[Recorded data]
◇ ◇ ◇ ◇

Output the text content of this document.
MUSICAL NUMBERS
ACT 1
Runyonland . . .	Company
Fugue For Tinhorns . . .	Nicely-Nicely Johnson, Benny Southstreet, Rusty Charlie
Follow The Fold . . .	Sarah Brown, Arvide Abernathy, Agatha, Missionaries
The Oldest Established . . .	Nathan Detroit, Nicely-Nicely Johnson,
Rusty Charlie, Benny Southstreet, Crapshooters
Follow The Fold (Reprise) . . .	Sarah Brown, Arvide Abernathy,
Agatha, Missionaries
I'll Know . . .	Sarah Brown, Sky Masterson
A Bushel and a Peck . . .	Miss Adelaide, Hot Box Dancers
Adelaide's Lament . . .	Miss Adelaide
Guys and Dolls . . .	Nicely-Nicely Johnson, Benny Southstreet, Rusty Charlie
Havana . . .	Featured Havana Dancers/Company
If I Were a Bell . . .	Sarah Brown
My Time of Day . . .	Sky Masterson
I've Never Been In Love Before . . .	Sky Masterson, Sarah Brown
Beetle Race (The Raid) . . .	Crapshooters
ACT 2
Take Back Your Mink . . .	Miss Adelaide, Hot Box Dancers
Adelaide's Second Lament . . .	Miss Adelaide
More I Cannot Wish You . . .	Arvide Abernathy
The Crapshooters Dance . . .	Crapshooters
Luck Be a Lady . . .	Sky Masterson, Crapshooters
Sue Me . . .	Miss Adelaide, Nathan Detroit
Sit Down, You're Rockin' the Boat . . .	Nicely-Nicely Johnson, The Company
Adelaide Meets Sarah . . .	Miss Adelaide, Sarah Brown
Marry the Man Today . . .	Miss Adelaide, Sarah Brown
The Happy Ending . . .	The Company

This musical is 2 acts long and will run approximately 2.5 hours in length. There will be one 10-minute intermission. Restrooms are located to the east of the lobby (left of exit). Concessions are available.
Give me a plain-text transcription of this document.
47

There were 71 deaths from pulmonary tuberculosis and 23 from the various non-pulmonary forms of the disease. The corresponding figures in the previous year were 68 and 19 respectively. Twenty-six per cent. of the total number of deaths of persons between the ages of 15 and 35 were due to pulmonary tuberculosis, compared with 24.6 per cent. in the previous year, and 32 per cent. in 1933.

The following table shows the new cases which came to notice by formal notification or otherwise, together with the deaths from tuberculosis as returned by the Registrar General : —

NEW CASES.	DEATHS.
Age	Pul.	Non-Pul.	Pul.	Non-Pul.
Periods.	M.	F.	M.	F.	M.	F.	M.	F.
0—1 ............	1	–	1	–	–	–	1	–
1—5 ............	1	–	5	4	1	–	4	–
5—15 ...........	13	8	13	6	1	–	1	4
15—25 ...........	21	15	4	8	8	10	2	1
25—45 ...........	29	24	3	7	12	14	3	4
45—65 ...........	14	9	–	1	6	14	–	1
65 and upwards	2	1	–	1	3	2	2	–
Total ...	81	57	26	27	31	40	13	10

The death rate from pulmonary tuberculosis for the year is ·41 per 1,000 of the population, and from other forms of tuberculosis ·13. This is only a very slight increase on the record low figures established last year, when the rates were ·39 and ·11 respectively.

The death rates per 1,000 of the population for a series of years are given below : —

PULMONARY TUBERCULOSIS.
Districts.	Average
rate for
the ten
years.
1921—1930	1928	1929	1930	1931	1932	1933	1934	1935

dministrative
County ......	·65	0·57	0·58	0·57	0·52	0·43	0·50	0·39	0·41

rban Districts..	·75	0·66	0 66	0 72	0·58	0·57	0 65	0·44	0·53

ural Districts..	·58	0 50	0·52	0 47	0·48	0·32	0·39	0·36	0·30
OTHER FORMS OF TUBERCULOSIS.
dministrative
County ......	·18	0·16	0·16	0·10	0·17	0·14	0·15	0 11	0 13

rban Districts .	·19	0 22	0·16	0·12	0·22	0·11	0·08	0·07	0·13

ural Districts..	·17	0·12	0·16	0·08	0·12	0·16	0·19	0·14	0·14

◇ ◇ ◇ ◇

Return every line of the preceding records in which the word "Lament" appears.

• CORRECT RESULT
Adelaide's Lament . . .	Miss Adelaide
Adelaide's Second Lament . . .	Miss Adelaide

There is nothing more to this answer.